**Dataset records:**

_ _ _

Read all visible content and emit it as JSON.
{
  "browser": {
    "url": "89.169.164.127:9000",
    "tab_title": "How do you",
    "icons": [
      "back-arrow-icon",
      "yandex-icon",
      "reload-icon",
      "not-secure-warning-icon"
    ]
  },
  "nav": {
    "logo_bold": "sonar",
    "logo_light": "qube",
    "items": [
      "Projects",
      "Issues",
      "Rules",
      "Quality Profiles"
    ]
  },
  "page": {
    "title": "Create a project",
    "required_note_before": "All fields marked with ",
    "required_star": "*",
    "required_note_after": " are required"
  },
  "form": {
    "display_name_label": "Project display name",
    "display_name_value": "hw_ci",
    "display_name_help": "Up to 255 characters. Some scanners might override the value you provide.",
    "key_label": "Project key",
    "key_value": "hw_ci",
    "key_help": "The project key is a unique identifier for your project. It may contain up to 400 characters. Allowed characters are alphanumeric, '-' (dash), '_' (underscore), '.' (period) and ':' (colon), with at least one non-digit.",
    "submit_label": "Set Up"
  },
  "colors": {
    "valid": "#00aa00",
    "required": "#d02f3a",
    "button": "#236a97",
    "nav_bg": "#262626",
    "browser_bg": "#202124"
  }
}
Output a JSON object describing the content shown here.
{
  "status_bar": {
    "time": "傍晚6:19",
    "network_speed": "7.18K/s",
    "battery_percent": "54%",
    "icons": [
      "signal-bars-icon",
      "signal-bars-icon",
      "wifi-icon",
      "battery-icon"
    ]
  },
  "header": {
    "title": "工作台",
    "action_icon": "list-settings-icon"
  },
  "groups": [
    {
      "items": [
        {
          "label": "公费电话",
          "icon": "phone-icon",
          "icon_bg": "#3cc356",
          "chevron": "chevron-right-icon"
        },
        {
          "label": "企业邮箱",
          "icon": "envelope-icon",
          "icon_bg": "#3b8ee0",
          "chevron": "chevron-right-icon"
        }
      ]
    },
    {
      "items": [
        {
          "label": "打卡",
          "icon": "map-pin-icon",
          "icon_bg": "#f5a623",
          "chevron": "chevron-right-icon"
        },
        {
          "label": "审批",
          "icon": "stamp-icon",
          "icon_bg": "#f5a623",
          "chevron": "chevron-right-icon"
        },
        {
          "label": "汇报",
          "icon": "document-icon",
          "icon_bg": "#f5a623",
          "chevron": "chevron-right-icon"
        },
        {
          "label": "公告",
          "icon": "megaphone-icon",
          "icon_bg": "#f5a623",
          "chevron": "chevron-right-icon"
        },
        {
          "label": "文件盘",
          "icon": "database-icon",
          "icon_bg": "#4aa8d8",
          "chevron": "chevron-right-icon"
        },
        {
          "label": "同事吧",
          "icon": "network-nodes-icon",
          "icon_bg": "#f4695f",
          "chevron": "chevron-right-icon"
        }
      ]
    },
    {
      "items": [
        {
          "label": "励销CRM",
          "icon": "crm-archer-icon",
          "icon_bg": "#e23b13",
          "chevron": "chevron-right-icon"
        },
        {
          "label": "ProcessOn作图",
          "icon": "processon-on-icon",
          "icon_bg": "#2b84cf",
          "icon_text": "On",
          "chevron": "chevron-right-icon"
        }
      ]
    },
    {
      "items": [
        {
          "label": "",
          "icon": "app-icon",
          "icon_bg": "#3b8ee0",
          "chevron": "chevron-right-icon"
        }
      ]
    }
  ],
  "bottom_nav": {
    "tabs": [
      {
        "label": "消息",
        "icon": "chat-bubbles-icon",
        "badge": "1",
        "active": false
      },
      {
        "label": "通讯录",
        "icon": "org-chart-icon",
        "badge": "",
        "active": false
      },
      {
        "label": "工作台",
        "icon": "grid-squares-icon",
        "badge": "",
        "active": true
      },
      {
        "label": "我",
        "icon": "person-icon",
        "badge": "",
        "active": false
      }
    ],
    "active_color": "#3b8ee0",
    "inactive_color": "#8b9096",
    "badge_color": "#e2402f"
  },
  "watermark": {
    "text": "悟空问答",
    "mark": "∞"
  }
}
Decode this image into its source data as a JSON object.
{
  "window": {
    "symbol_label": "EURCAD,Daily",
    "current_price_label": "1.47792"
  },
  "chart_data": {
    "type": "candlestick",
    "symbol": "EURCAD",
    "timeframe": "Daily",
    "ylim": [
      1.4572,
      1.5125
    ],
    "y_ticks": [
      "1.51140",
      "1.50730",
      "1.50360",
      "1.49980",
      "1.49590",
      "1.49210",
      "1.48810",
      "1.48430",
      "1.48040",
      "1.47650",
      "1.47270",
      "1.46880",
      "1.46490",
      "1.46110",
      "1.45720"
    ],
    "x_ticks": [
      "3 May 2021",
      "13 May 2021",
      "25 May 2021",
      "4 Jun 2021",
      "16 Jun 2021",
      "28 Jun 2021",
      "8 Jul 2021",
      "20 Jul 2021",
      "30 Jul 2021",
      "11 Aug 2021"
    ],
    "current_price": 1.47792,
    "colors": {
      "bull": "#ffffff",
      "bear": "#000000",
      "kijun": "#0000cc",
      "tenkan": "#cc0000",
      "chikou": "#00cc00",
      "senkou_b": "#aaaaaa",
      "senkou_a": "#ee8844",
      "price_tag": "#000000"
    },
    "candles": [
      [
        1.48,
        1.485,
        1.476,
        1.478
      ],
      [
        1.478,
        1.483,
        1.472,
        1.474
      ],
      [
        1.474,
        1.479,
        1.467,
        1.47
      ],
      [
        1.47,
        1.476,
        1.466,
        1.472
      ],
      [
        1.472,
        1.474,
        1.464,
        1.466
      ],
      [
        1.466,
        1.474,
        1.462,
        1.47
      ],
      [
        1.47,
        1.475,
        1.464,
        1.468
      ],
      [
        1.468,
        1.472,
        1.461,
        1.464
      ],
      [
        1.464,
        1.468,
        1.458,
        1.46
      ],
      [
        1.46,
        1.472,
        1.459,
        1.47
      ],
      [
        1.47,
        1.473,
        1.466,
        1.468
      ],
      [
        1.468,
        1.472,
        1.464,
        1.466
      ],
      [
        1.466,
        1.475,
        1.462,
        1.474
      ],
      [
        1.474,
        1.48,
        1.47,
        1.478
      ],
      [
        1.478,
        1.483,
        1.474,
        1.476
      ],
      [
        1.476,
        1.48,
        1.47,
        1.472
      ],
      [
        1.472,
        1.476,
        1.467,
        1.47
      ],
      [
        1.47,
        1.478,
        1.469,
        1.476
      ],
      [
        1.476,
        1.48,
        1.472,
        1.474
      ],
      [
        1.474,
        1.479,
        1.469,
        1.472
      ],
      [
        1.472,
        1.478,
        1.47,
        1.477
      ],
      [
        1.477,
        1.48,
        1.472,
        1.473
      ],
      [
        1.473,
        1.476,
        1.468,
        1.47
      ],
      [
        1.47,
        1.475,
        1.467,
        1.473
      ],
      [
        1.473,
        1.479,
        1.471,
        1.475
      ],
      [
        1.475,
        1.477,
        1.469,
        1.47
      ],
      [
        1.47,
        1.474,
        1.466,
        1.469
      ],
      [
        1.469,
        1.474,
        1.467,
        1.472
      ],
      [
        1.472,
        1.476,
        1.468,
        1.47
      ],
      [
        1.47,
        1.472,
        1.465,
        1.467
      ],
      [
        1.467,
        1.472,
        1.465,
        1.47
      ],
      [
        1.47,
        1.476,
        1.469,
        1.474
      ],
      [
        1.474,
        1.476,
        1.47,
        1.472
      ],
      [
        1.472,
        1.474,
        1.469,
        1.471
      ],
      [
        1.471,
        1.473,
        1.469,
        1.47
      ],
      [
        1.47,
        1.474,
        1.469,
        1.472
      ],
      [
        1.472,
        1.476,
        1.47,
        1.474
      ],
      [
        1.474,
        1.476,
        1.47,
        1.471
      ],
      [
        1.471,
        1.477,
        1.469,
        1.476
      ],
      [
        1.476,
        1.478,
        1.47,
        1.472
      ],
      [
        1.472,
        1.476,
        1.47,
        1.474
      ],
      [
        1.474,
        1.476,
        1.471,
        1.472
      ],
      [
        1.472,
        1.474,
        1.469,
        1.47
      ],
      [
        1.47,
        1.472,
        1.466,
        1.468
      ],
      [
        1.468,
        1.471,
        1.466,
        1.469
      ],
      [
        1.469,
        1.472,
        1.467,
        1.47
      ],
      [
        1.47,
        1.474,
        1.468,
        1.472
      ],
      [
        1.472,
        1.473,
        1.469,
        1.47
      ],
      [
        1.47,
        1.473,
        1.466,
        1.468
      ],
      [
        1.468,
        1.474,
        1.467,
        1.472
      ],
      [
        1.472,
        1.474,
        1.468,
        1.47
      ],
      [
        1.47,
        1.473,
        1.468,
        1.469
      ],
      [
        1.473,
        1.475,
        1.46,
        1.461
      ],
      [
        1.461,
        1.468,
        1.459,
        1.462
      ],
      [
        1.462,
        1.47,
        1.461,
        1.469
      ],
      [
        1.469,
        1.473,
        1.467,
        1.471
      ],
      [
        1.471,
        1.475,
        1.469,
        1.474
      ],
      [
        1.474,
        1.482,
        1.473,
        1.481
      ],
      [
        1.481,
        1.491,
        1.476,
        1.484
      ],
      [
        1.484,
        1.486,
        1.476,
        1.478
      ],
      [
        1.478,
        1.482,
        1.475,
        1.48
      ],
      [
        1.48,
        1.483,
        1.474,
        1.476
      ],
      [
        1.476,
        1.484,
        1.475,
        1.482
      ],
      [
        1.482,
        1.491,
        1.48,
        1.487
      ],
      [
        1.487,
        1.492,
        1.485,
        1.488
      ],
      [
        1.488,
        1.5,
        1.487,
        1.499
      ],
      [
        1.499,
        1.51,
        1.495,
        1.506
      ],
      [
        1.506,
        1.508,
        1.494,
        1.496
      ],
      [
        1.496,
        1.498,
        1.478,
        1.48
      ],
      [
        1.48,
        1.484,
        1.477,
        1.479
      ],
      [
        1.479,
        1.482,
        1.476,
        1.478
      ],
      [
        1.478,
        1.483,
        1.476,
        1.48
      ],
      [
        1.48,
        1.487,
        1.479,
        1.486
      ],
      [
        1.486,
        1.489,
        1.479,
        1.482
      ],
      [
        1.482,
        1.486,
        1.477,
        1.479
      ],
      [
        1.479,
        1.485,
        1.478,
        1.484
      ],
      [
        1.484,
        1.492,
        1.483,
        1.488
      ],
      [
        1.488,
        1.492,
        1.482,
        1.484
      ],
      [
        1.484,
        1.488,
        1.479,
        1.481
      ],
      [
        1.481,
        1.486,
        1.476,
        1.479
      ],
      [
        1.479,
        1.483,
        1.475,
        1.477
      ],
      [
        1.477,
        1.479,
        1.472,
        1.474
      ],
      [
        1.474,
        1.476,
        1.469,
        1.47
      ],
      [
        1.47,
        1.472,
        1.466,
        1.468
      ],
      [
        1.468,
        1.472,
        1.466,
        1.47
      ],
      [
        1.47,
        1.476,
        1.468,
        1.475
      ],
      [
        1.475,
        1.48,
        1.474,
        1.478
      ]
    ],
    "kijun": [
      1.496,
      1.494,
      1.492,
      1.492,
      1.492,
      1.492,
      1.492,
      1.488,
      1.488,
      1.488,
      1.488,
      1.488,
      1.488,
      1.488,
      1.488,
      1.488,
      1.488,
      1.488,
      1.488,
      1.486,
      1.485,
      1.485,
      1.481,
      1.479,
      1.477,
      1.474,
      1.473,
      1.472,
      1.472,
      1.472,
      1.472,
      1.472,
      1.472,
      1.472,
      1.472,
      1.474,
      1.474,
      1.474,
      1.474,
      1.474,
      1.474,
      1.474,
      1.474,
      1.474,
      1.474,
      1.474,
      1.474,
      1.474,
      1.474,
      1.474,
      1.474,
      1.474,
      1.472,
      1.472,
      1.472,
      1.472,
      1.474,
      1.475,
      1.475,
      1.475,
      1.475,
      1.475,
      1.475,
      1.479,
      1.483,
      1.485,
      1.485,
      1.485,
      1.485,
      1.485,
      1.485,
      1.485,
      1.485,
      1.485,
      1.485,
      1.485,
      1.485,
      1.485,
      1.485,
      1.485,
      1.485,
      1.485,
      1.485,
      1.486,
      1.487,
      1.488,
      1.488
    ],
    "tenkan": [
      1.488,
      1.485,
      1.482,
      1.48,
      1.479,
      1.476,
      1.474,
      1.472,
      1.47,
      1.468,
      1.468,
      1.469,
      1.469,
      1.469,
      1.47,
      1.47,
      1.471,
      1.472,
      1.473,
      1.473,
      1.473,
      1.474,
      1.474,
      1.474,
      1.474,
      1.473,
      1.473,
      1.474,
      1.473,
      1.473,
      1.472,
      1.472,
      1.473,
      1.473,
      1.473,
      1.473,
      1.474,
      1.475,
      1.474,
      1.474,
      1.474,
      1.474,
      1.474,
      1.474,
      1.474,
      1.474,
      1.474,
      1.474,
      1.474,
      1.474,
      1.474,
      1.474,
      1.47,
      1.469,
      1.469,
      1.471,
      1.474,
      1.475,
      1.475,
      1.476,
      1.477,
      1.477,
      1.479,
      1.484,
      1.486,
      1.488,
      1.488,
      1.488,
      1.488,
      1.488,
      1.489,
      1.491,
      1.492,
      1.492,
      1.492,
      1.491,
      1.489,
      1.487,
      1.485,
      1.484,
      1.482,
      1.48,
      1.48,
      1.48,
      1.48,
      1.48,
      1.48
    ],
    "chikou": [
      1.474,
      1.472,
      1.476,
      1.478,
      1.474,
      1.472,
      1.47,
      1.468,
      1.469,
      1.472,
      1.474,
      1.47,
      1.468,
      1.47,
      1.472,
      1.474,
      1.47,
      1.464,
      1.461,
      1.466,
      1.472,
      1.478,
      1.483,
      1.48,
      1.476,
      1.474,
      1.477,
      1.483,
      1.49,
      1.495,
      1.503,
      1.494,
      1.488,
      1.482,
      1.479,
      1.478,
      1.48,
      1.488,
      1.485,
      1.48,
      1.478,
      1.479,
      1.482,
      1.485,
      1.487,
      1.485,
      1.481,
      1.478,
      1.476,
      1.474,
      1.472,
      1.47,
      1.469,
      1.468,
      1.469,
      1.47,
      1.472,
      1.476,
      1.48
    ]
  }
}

_ _ _

**TASK BRIEF:** In the entries above, find every line with the word "object" and list it.

**ANSWER TO THIS EXERCISE:**
Output a JSON object describing the content shown here.
Decode this image into its source data as a JSON object.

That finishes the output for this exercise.